(TASK): Without the pictures, copy the entries below word for word.
>> Begin
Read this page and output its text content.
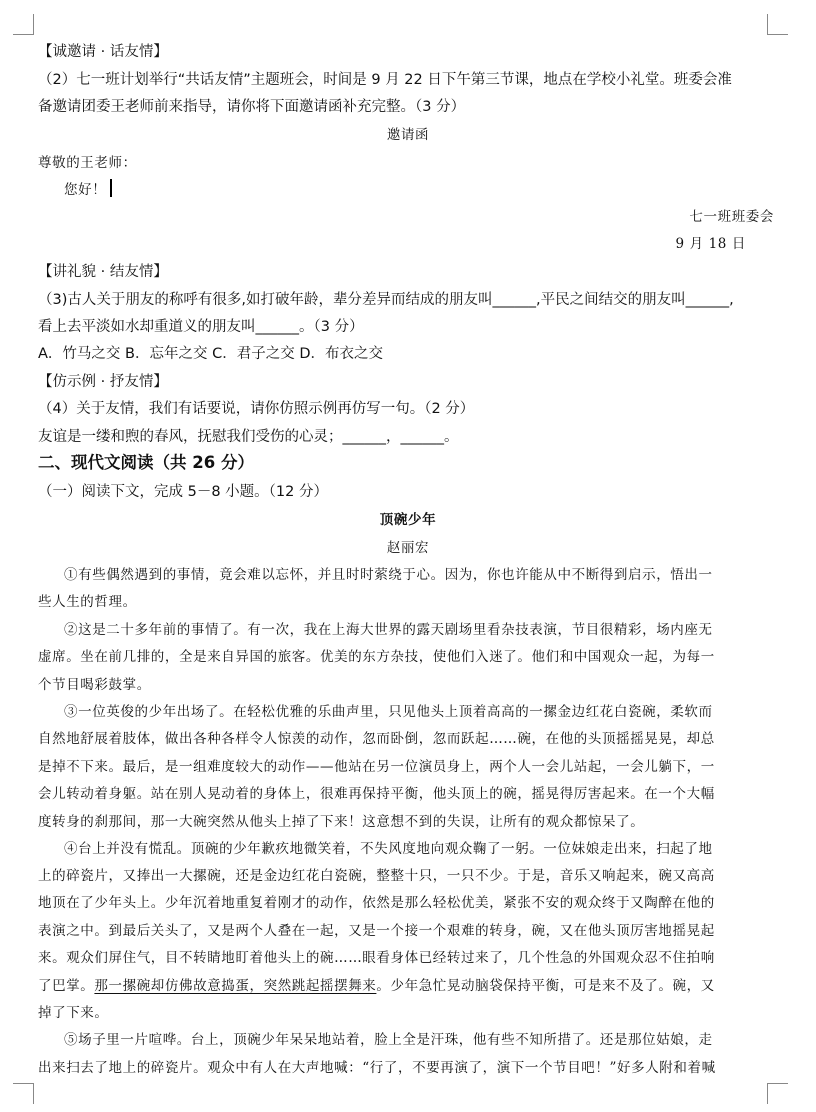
【诚邀请 · 话友情】
（2）七一班计划举行“共话友情”主题班会，时间是 9 月 22 日下午第三节课，地点在学校小礼堂。班委会准
备邀请团委王老师前来指导，请你将下面邀请函补充完整。（3 分）
邀请函
尊敬的王老师：
您好！
七一班班委会
9 月 18 日
【讲礼貌 · 结友情】
（3)古人关于朋友的称呼有很多,如打破年龄，辈分差异而结成的朋友叫______,平民之间结交的朋友叫______,
看上去平淡如水却重道义的朋友叫______。（3 分）
A．竹马之交 B．忘年之交 C．君子之交 D．布衣之交
【仿示例 · 抒友情】
（4）关于友情，我们有话要说，请你仿照示例再仿写一句。（2 分）
友谊是一缕和煦的春风，抚慰我们受伤的心灵；______，______。
二、现代文阅读（共 26 分）
（一）阅读下文，完成 5－8 小题。（12 分）
顶碗少年
赵丽宏
①有些偶然遇到的事情，竟会难以忘怀，并且时时萦绕于心。因为，你也许能从中不断得到启示，悟出一
些人生的哲理。
②这是二十多年前的事情了。有一次，我在上海大世界的露天剧场里看杂技表演，节目很精彩，场内座无
虚席。坐在前几排的，全是来自异国的旅客。优美的东方杂技，使他们入迷了。他们和中国观众一起，为每一
个节目喝彩鼓掌。
③一位英俊的少年出场了。在轻松优雅的乐曲声里，只见他头上顶着高高的一摞金边红花白瓷碗，柔软而
自然地舒展着肢体，做出各种各样令人惊羡的动作，忽而卧倒，忽而跃起……碗，在他的头顶摇摇晃晃，却总
是掉不下来。最后，是一组难度较大的动作——他站在另一位演员身上，两个人一会儿站起，一会儿躺下，一
会儿转动着身躯。站在别人晃动着的身体上，很难再保持平衡，他头顶上的碗，摇晃得厉害起来。在一个大幅
度转身的刹那间，那一大碗突然从他头上掉了下来！这意想不到的失误，让所有的观众都惊呆了。
④台上并没有慌乱。顶碗的少年歉疚地微笑着，不失风度地向观众鞠了一躬。一位妹娘走出来，扫起了地
上的碎瓷片，又捧出一大摞碗，还是金边红花白瓷碗，整整十只，一只不少。于是，音乐又响起来，碗又高高
地顶在了少年头上。少年沉着地重复着刚才的动作，依然是那么轻松优美，紧张不安的观众终于又陶醉在他的
表演之中。到最后关头了，又是两个人叠在一起，又是一个接一个艰难的转身，碗，又在他头顶厉害地摇晃起
来。观众们屏住气，目不转睛地盯着他头上的碗……眼看身体已经转过来了，几个性急的外国观众忍不住拍响
了巴掌。那一摞碗却仿佛故意捣蛋，突然跳起摇摆舞来。少年急忙晃动脑袋保持平衡，可是来不及了。碗，又
掉了下来。
⑤场子里一片喧哗。台上，顶碗少年呆呆地站着，脸上全是汗珠，他有些不知所措了。还是那位姑娘，走
出来扫去了地上的碎瓷片。观众中有人在大声地喊：“行了，不要再演了，演下一个节目吧！”好多人附和着喊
>> End
(SOLUTION):
Read this page and output its text content.
【诚邀请 · 话友情】
（2）七一班计划举行“共话友情”主题班会，时间是 9 月 22 日下午第三节课，地点在学校小礼堂。班委会准
备邀请团委王老师前来指导，请你将下面邀请函补充完整。（3 分）
邀请函
尊敬的王老师：
您好！
七一班班委会
9 月 18 日
【讲礼貌 · 结友情】
（3)古人关于朋友的称呼有很多,如打破年龄，辈分差异而结成的朋友叫______,平民之间结交的朋友叫______,
看上去平淡如水却重道义的朋友叫______。（3 分）
A．竹马之交 B．忘年之交 C．君子之交 D．布衣之交
【仿示例 · 抒友情】
（4）关于友情，我们有话要说，请你仿照示例再仿写一句。（2 分）
友谊是一缕和煦的春风，抚慰我们受伤的心灵；______，______。
二、现代文阅读（共 26 分）
（一）阅读下文，完成 5－8 小题。（12 分）
顶碗少年
赵丽宏
①有些偶然遇到的事情，竟会难以忘怀，并且时时萦绕于心。因为，你也许能从中不断得到启示，悟出一
些人生的哲理。
②这是二十多年前的事情了。有一次，我在上海大世界的露天剧场里看杂技表演，节目很精彩，场内座无
虚席。坐在前几排的，全是来自异国的旅客。优美的东方杂技，使他们入迷了。他们和中国观众一起，为每一
个节目喝彩鼓掌。
③一位英俊的少年出场了。在轻松优雅的乐曲声里，只见他头上顶着高高的一摞金边红花白瓷碗，柔软而
自然地舒展着肢体，做出各种各样令人惊羡的动作，忽而卧倒，忽而跃起……碗，在他的头顶摇摇晃晃，却总
是掉不下来。最后，是一组难度较大的动作——他站在另一位演员身上，两个人一会儿站起，一会儿躺下，一
会儿转动着身躯。站在别人晃动着的身体上，很难再保持平衡，他头顶上的碗，摇晃得厉害起来。在一个大幅
度转身的刹那间，那一大碗突然从他头上掉了下来！这意想不到的失误，让所有的观众都惊呆了。
④台上并没有慌乱。顶碗的少年歉疚地微笑着，不失风度地向观众鞠了一躬。一位妹娘走出来，扫起了地
上的碎瓷片，又捧出一大摞碗，还是金边红花白瓷碗，整整十只，一只不少。于是，音乐又响起来，碗又高高
地顶在了少年头上。少年沉着地重复着刚才的动作，依然是那么轻松优美，紧张不安的观众终于又陶醉在他的
表演之中。到最后关头了，又是两个人叠在一起，又是一个接一个艰难的转身，碗，又在他头顶厉害地摇晃起
来。观众们屏住气，目不转睛地盯着他头上的碗……眼看身体已经转过来了，几个性急的外国观众忍不住拍响
了巴掌。那一摞碗却仿佛故意捣蛋，突然跳起摇摆舞来。少年急忙晃动脑袋保持平衡，可是来不及了。碗，又
掉了下来。
⑤场子里一片喧哗。台上，顶碗少年呆呆地站着，脸上全是汗珠，他有些不知所措了。还是那位姑娘，走
出来扫去了地上的碎瓷片。观众中有人在大声地喊：“行了，不要再演了，演下一个节目吧！”好多人附和着喊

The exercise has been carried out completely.